WHAT IS NEEDED: Can you output the records below exactly as they are written?

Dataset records
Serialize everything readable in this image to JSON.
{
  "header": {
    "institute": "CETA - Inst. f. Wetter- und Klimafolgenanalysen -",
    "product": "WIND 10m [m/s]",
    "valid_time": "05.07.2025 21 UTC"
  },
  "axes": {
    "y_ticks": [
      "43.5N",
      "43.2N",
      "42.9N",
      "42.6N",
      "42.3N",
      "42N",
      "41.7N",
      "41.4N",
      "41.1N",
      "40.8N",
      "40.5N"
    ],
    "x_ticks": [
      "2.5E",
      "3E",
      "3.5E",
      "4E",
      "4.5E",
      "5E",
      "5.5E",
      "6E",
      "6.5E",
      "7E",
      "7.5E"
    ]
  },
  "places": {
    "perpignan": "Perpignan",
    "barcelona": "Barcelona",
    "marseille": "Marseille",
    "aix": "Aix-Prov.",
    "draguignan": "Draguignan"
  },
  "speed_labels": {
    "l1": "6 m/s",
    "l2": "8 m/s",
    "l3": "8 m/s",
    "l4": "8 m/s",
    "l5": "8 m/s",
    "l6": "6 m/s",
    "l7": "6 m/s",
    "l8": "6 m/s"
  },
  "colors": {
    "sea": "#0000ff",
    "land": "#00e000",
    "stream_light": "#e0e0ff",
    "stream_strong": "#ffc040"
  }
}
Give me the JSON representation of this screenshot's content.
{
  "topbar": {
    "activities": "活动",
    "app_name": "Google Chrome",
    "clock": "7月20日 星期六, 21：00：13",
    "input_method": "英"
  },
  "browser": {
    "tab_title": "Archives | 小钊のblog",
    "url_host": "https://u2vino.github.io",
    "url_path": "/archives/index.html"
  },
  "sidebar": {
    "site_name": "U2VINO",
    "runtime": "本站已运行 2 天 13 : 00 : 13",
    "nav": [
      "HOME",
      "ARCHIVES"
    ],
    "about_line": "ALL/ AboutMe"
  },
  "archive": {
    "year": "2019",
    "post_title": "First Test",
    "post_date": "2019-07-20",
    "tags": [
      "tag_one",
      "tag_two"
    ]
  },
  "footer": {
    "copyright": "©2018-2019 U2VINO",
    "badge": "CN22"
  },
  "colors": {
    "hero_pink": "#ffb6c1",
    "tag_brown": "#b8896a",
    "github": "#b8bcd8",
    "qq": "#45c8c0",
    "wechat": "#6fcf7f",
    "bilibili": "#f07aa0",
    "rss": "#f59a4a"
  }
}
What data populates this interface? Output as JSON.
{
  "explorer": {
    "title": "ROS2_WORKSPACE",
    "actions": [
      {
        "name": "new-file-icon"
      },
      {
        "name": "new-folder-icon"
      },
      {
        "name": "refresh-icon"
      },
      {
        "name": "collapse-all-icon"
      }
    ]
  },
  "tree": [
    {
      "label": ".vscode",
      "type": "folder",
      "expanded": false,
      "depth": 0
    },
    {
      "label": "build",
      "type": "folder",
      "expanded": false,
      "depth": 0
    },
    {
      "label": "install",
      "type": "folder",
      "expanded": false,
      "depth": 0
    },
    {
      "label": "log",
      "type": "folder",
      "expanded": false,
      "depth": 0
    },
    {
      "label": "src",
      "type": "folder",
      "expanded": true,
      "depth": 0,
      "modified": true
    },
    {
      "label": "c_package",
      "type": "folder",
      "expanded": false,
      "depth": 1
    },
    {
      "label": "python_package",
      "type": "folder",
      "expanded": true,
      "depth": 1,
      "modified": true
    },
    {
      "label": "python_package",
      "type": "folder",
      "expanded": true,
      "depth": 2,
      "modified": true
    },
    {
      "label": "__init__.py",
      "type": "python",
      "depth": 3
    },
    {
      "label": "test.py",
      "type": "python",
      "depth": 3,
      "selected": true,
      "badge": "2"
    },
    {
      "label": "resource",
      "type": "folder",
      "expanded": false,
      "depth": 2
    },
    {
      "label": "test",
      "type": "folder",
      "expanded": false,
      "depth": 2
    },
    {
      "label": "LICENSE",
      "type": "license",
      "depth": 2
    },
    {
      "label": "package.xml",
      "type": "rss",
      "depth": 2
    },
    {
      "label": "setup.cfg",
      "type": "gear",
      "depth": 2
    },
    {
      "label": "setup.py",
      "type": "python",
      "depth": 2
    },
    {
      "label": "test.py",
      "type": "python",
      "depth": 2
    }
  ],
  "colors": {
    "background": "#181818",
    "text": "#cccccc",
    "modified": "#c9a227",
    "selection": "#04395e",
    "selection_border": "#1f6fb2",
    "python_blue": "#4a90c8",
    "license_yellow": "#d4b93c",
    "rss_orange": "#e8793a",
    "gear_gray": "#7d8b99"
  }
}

RESULT FOR THIS EXERCISE:
Serialize everything readable in this image to JSON.
{
  "header": {
    "institute": "CETA - Inst. f. Wetter- und Klimafolgenanalysen -",
    "product": "WIND 10m [m/s]",
    "valid_time": "05.07.2025 21 UTC"
  },
  "axes": {
    "y_ticks": [
      "43.5N",
      "43.2N",
      "42.9N",
      "42.6N",
      "42.3N",
      "42N",
      "41.7N",
      "41.4N",
      "41.1N",
      "40.8N",
      "40.5N"
    ],
    "x_ticks": [
      "2.5E",
      "3E",
      "3.5E",
      "4E",
      "4.5E",
      "5E",
      "5.5E",
      "6E",
      "6.5E",
      "7E",
      "7.5E"
    ]
  },
  "places": {
    "perpignan": "Perpignan",
    "barcelona": "Barcelona",
    "marseille": "Marseille",
    "aix": "Aix-Prov.",
    "draguignan": "Draguignan"
  },
  "speed_labels": {
    "l1": "6 m/s",
    "l2": "8 m/s",
    "l3": "8 m/s",
    "l4": "8 m/s",
    "l5": "8 m/s",
    "l6": "6 m/s",
    "l7": "6 m/s",
    "l8": "6 m/s"
  },
  "colors": {
    "sea": "#0000ff",
    "land": "#00e000",
    "stream_light": "#e0e0ff",
    "stream_strong": "#ffc040"
  }
}
Give me the JSON representation of this screenshot's content.
{
  "topbar": {
    "activities": "活动",
    "app_name": "Google Chrome",
    "clock": "7月20日 星期六, 21：00：13",
    "input_method": "英"
  },
  "browser": {
    "tab_title": "Archives | 小钊のblog",
    "url_host": "https://u2vino.github.io",
    "url_path": "/archives/index.html"
  },
  "sidebar": {
    "site_name": "U2VINO",
    "runtime": "本站已运行 2 天 13 : 00 : 13",
    "nav": [
      "HOME",
      "ARCHIVES"
    ],
    "about_line": "ALL/ AboutMe"
  },
  "archive": {
    "year": "2019",
    "post_title": "First Test",
    "post_date": "2019-07-20",
    "tags": [
      "tag_one",
      "tag_two"
    ]
  },
  "footer": {
    "copyright": "©2018-2019 U2VINO",
    "badge": "CN22"
  },
  "colors": {
    "hero_pink": "#ffb6c1",
    "tag_brown": "#b8896a",
    "github": "#b8bcd8",
    "qq": "#45c8c0",
    "wechat": "#6fcf7f",
    "bilibili": "#f07aa0",
    "rss": "#f59a4a"
  }
}
What data populates this interface? Output as JSON.
{
  "explorer": {
    "title": "ROS2_WORKSPACE",
    "actions": [
      {
        "name": "new-file-icon"
      },
      {
        "name": "new-folder-icon"
      },
      {
        "name": "refresh-icon"
      },
      {
        "name": "collapse-all-icon"
      }
    ]
  },
  "tree": [
    {
      "label": ".vscode",
      "type": "folder",
      "expanded": false,
      "depth": 0
    },
    {
      "label": "build",
      "type": "folder",
      "expanded": false,
      "depth": 0
    },
    {
      "label": "install",
      "type": "folder",
      "expanded": false,
      "depth": 0
    },
    {
      "label": "log",
      "type": "folder",
      "expanded": false,
      "depth": 0
    },
    {
      "label": "src",
      "type": "folder",
      "expanded": true,
      "depth": 0,
      "modified": true
    },
    {
      "label": "c_package",
      "type": "folder",
      "expanded": false,
      "depth": 1
    },
    {
      "label": "python_package",
      "type": "folder",
      "expanded": true,
      "depth": 1,
      "modified": true
    },
    {
      "label": "python_package",
      "type": "folder",
      "expanded": true,
      "depth": 2,
      "modified": true
    },
    {
      "label": "__init__.py",
      "type": "python",
      "depth": 3
    },
    {
      "label": "test.py",
      "type": "python",
      "depth": 3,
      "selected": true,
      "badge": "2"
    },
    {
      "label": "resource",
      "type": "folder",
      "expanded": false,
      "depth": 2
    },
    {
      "label": "test",
      "type": "folder",
      "expanded": false,
      "depth": 2
    },
    {
      "label": "LICENSE",
      "type": "license",
      "depth": 2
    },
    {
      "label": "package.xml",
      "type": "rss",
      "depth": 2
    },
    {
      "label": "setup.cfg",
      "type": "gear",
      "depth": 2
    },
    {
      "label": "setup.py",
      "type": "python",
      "depth": 2
    },
    {
      "label": "test.py",
      "type": "python",
      "depth": 2
    }
  ],
  "colors": {
    "background": "#181818",
    "text": "#cccccc",
    "modified": "#c9a227",
    "selection": "#04395e",
    "selection_border": "#1f6fb2",
    "python_blue": "#4a90c8",
    "license_yellow": "#d4b93c",
    "rss_orange": "#e8793a",
    "gear_gray": "#7d8b99"
  }
}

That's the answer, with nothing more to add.